• _Items from a figure collection_
■ ■ ■ ■ ■

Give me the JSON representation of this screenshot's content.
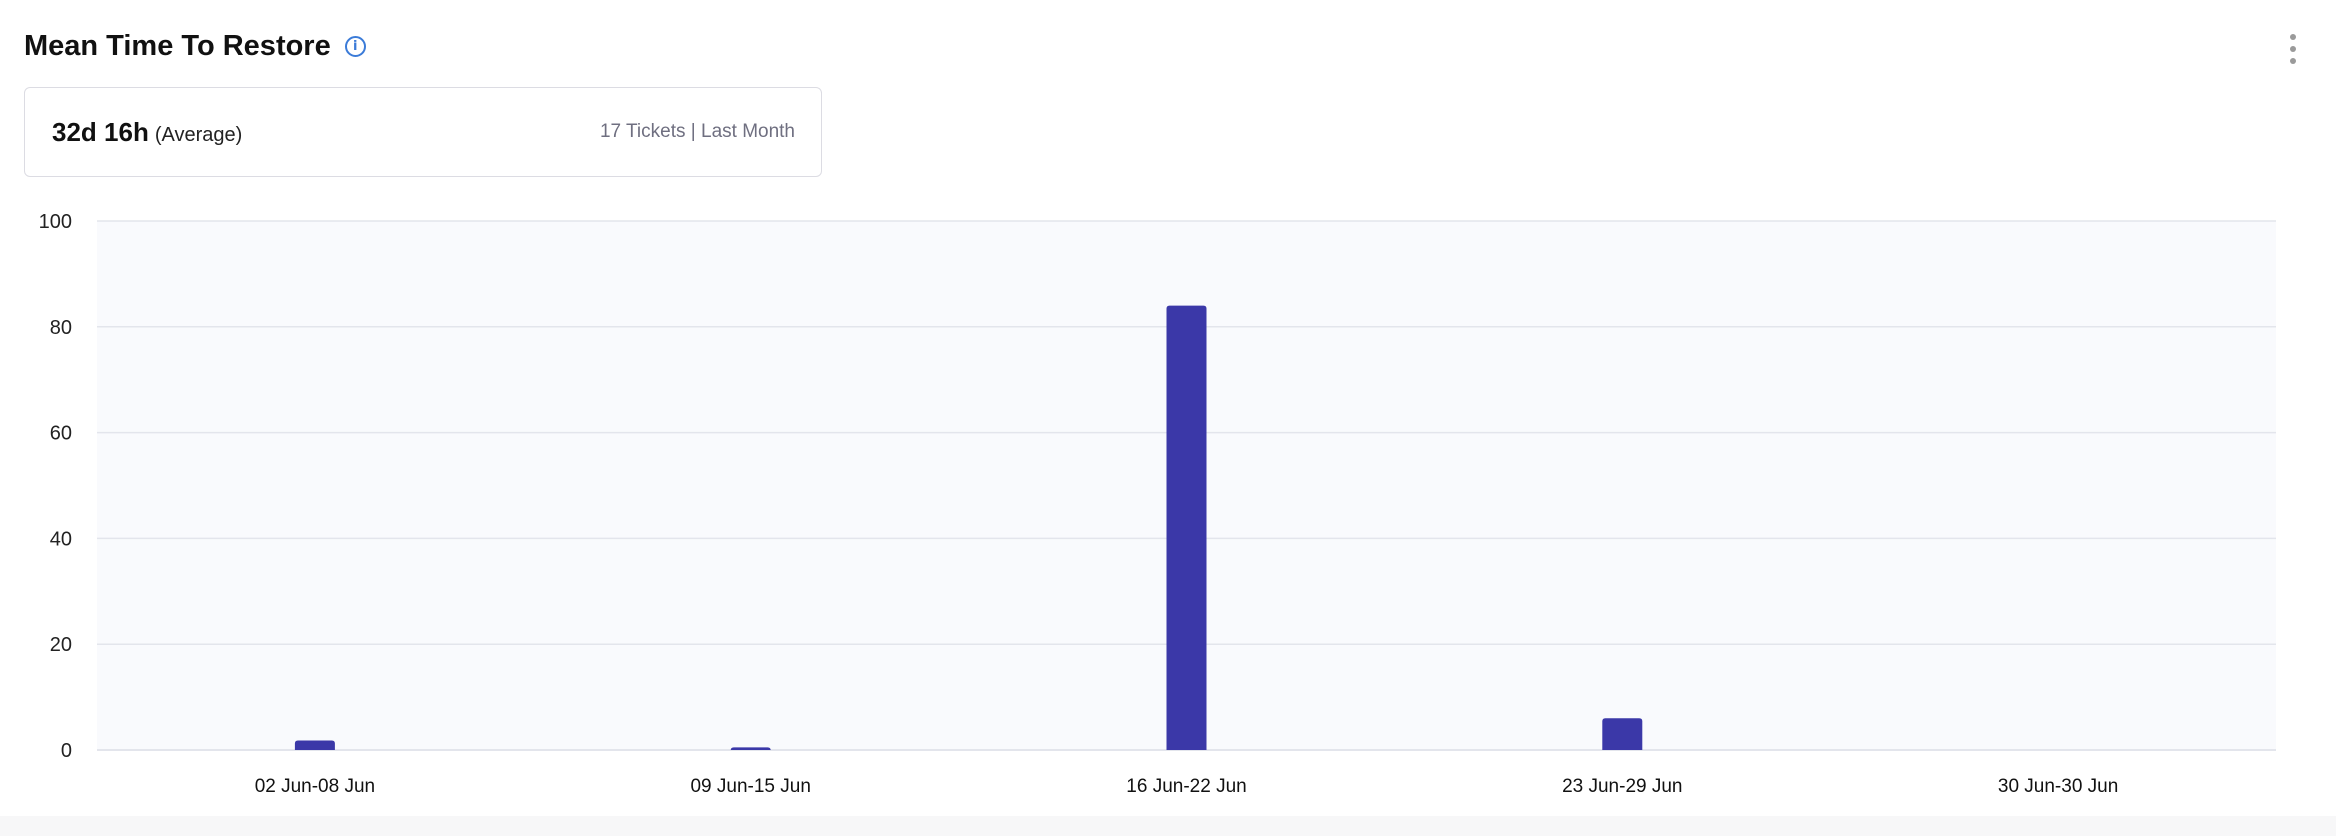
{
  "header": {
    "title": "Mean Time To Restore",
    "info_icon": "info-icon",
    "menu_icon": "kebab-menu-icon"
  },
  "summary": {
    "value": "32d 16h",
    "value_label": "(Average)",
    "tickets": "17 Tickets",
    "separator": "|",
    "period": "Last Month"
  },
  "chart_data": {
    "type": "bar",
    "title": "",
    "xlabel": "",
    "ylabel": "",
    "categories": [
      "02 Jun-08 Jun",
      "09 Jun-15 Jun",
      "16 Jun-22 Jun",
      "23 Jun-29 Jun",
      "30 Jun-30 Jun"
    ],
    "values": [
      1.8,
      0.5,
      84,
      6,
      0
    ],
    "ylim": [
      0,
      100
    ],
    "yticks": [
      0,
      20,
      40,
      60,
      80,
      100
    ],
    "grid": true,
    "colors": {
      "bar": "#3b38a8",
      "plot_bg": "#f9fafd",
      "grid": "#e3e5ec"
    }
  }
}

■ ■ ■ ■ ■

• _AIM OF THE TASK_
Strip the images and reproduce the remaining records precisely.

• _ANSWER BELOW_
Give me the JSON representation of this screenshot's content.
{
  "header": {
    "title": "Mean Time To Restore",
    "info_icon": "info-icon",
    "menu_icon": "kebab-menu-icon"
  },
  "summary": {
    "value": "32d 16h",
    "value_label": "(Average)",
    "tickets": "17 Tickets",
    "separator": "|",
    "period": "Last Month"
  },
  "chart_data": {
    "type": "bar",
    "title": "",
    "xlabel": "",
    "ylabel": "",
    "categories": [
      "02 Jun-08 Jun",
      "09 Jun-15 Jun",
      "16 Jun-22 Jun",
      "23 Jun-29 Jun",
      "30 Jun-30 Jun"
    ],
    "values": [
      1.8,
      0.5,
      84,
      6,
      0
    ],
    "ylim": [
      0,
      100
    ],
    "yticks": [
      0,
      20,
      40,
      60,
      80,
      100
    ],
    "grid": true,
    "colors": {
      "bar": "#3b38a8",
      "plot_bg": "#f9fafd",
      "grid": "#e3e5ec"
    }
  }
}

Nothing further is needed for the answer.